- MATERIALS PROVIDED -
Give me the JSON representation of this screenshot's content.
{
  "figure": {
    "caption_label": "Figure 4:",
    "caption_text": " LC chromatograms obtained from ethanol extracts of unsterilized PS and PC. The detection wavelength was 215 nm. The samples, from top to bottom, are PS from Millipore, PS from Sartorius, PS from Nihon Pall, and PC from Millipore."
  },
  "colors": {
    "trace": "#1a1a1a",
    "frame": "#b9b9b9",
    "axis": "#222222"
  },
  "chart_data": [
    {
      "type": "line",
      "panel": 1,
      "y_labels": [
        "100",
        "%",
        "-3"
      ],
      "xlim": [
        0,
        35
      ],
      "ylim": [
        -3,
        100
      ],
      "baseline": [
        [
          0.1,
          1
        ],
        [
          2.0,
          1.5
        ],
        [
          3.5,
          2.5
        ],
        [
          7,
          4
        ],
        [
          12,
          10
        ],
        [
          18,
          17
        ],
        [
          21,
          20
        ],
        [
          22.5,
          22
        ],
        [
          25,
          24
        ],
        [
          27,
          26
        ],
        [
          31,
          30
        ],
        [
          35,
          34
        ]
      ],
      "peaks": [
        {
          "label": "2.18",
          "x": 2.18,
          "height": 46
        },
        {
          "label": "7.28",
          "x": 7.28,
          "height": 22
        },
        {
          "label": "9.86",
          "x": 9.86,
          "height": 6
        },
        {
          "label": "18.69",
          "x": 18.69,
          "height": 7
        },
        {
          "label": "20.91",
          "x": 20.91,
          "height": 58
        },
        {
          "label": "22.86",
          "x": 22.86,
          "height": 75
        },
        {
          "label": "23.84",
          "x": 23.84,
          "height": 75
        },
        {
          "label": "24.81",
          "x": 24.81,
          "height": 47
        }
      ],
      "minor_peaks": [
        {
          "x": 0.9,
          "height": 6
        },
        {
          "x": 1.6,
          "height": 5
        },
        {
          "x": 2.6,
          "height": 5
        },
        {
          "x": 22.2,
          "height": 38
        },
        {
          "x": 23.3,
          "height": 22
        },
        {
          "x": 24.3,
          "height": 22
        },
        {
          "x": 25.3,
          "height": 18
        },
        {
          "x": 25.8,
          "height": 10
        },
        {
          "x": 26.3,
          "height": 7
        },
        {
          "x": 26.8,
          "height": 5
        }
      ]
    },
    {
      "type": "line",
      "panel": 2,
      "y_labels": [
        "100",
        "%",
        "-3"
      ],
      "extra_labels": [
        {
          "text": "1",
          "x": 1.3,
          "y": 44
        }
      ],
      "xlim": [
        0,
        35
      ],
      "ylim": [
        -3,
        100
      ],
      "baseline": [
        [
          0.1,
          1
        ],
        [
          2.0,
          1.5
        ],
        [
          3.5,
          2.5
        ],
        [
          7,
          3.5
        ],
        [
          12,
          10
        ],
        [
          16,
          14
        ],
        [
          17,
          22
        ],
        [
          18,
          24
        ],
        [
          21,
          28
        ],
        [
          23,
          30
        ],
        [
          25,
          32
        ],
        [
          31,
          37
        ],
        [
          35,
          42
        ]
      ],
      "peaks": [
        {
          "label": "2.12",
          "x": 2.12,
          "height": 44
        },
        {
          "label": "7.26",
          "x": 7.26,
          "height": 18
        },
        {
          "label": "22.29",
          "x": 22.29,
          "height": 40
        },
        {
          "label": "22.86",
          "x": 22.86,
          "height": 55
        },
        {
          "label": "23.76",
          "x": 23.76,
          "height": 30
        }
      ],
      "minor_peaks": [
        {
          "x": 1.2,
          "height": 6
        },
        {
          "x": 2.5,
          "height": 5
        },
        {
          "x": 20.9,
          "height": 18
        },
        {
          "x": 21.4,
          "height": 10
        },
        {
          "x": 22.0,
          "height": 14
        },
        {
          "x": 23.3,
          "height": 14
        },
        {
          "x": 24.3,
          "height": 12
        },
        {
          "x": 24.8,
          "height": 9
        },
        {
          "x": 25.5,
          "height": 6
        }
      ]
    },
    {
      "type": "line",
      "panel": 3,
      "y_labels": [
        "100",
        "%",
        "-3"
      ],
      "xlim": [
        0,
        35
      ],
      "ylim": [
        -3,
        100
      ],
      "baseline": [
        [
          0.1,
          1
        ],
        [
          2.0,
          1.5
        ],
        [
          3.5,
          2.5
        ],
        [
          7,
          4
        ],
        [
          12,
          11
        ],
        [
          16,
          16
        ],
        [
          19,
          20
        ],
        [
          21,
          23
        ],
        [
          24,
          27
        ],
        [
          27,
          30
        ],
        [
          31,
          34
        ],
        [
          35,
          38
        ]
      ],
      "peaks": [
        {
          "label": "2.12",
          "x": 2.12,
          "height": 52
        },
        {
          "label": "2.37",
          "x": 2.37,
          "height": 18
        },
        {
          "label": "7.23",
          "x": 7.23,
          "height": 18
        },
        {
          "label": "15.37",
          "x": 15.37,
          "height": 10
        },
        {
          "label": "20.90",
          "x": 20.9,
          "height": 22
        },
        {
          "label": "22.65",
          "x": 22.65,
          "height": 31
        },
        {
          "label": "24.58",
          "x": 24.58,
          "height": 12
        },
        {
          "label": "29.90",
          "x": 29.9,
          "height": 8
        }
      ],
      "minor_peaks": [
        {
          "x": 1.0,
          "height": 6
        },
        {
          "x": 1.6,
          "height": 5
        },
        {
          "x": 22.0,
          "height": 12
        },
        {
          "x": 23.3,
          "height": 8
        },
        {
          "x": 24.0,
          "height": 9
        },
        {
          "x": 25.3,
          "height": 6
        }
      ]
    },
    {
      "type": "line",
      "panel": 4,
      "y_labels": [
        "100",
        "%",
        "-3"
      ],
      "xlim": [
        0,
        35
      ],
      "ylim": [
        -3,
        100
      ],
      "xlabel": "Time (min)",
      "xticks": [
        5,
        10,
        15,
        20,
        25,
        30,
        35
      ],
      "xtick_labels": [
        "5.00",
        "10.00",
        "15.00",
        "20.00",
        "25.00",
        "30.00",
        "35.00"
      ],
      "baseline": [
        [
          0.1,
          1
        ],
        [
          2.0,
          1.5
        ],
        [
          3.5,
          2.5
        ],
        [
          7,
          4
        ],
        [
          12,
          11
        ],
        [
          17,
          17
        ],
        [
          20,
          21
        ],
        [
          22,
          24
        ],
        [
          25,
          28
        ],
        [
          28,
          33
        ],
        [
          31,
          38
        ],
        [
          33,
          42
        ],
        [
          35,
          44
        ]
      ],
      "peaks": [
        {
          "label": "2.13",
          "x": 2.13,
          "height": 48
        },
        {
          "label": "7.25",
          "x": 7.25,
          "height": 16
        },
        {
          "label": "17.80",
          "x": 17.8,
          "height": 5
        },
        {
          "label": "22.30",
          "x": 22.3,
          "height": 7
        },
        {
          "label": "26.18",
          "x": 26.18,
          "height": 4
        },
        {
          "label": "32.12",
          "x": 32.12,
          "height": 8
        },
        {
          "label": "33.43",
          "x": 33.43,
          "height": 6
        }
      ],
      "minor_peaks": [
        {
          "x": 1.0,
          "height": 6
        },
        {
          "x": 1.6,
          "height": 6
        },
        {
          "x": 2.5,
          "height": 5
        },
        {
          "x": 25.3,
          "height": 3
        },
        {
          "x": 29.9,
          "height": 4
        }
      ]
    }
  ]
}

---

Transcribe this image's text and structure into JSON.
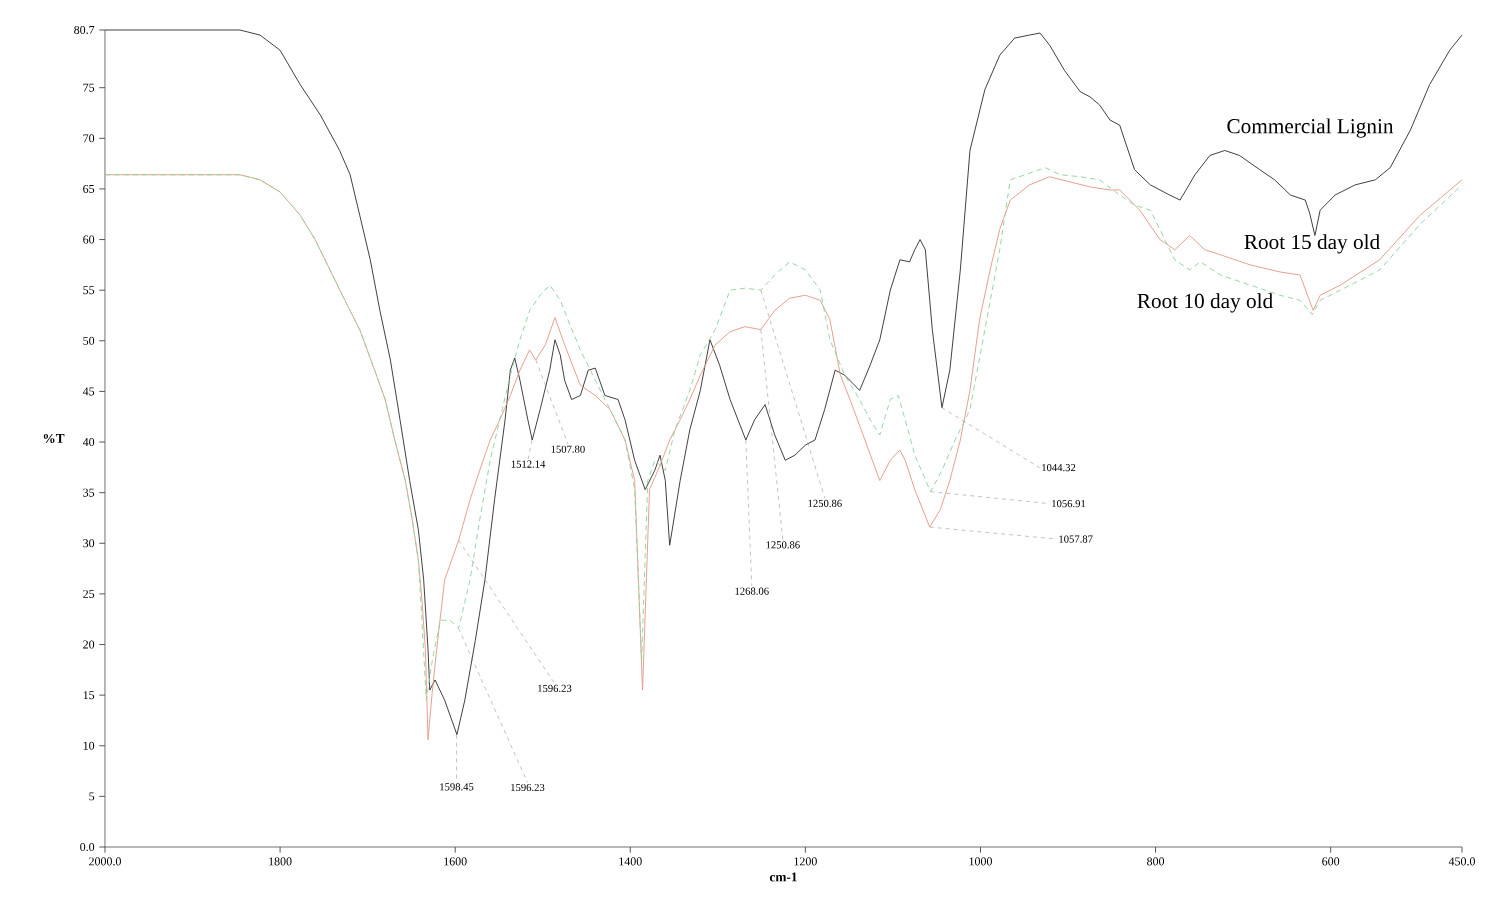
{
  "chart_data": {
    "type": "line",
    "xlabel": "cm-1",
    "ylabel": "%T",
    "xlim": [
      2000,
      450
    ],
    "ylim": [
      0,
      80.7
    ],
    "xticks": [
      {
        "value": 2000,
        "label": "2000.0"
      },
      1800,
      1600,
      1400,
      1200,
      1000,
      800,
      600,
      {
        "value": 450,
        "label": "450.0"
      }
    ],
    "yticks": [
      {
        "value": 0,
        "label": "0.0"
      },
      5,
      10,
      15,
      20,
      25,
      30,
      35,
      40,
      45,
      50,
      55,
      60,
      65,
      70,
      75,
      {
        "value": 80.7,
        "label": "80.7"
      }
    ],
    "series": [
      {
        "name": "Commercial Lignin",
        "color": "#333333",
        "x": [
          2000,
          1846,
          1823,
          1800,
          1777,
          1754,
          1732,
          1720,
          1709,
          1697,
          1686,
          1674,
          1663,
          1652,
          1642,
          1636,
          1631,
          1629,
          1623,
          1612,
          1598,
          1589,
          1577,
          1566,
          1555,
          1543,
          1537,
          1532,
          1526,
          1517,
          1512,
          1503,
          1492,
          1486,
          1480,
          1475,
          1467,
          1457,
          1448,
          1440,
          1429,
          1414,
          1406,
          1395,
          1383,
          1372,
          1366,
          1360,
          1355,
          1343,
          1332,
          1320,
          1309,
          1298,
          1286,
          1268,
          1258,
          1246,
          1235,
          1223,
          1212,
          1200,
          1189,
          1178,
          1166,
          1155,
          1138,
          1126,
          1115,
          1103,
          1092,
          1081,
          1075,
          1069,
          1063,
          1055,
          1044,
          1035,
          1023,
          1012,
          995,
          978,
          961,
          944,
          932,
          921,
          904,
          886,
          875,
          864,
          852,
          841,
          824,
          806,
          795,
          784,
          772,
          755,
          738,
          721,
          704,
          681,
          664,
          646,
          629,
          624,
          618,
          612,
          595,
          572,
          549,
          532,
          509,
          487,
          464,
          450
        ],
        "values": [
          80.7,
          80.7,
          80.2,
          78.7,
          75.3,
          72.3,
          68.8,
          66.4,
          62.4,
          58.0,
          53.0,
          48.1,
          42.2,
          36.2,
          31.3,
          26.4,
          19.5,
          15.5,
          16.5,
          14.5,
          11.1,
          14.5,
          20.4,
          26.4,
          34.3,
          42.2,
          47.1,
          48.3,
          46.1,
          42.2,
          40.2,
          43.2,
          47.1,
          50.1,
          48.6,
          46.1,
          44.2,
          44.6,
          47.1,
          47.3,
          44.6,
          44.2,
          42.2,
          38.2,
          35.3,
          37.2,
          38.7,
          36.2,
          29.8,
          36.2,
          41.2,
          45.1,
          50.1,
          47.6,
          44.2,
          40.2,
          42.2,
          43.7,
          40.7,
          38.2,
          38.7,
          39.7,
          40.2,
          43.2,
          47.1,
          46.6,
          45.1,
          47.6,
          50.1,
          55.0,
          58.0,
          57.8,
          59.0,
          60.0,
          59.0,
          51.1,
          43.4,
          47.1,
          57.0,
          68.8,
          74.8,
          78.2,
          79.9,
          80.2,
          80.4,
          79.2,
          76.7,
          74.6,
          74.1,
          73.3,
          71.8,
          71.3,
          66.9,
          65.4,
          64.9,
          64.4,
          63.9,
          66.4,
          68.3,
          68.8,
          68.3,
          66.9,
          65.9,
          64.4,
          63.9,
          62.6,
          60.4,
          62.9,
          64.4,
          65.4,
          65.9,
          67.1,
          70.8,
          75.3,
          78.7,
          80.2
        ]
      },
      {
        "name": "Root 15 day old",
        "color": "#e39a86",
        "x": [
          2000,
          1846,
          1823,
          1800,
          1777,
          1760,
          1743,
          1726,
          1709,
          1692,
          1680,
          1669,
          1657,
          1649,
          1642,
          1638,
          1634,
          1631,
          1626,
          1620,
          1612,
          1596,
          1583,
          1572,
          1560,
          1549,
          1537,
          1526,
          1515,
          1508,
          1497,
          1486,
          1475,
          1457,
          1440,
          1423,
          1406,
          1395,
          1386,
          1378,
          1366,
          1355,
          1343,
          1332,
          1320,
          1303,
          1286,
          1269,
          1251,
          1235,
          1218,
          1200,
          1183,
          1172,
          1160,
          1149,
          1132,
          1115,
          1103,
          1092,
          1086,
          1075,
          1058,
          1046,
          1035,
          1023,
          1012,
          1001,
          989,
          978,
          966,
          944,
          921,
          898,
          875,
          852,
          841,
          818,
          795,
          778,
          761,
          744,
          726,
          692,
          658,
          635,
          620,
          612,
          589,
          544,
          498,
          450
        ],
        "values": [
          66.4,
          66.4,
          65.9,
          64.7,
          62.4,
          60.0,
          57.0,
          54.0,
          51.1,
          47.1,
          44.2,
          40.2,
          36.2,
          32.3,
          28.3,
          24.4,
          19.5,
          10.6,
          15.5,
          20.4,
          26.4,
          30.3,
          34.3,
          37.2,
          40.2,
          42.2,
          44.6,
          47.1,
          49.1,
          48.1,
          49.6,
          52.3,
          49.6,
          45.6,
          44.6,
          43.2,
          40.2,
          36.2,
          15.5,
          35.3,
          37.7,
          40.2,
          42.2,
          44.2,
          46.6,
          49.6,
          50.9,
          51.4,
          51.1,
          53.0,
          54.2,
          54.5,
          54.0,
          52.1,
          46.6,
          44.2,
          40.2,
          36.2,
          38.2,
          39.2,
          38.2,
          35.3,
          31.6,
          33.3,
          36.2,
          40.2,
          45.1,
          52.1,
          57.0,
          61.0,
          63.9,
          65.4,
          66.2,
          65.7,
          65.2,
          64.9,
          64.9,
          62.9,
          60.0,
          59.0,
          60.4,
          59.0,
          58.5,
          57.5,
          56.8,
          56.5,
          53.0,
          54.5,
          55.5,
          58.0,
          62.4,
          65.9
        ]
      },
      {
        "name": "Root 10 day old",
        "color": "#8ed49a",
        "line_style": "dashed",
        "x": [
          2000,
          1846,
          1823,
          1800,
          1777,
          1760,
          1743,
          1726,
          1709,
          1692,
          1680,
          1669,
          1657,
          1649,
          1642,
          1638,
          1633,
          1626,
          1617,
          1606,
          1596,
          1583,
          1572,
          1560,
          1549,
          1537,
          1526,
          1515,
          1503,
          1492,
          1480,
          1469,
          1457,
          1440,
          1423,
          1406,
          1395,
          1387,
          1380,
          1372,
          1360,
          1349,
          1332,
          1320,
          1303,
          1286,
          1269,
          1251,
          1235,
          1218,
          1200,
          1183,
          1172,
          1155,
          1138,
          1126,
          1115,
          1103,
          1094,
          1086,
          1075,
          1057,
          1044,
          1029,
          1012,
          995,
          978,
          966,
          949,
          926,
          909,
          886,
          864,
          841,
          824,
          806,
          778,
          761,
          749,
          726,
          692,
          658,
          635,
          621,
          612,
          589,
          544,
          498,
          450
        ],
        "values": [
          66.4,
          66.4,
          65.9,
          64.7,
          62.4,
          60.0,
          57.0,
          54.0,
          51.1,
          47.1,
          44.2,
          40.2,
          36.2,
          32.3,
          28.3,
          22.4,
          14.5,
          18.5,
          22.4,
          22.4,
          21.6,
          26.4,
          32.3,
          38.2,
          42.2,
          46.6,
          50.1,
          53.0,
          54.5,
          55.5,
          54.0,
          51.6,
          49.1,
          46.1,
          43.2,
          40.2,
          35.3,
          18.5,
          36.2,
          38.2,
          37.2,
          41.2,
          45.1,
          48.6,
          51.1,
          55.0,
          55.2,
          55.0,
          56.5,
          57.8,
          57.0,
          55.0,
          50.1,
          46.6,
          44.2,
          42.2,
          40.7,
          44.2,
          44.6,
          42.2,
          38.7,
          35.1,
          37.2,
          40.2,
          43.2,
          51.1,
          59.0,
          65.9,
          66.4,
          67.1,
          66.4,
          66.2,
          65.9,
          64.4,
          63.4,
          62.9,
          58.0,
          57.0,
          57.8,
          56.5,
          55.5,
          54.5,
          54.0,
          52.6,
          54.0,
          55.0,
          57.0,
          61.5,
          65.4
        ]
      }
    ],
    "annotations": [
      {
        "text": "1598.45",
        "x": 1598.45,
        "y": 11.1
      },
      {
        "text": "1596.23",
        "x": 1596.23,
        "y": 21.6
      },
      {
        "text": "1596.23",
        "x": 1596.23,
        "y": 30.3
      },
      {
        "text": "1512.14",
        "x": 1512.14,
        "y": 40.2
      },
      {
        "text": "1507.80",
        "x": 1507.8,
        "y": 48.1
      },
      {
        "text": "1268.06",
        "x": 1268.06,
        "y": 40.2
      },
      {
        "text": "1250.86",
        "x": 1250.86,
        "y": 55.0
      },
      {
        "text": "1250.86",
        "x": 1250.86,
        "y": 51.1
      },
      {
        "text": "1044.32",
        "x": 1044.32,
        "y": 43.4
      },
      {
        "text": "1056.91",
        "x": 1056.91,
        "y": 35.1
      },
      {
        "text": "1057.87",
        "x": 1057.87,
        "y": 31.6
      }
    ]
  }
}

- AIM -
Check each line of the records above for "this", and copy those that have it.

- TASK RESULT -
Give me the JSON representation of this screenshot's content.
Transcribe this image's text and structure into JSON.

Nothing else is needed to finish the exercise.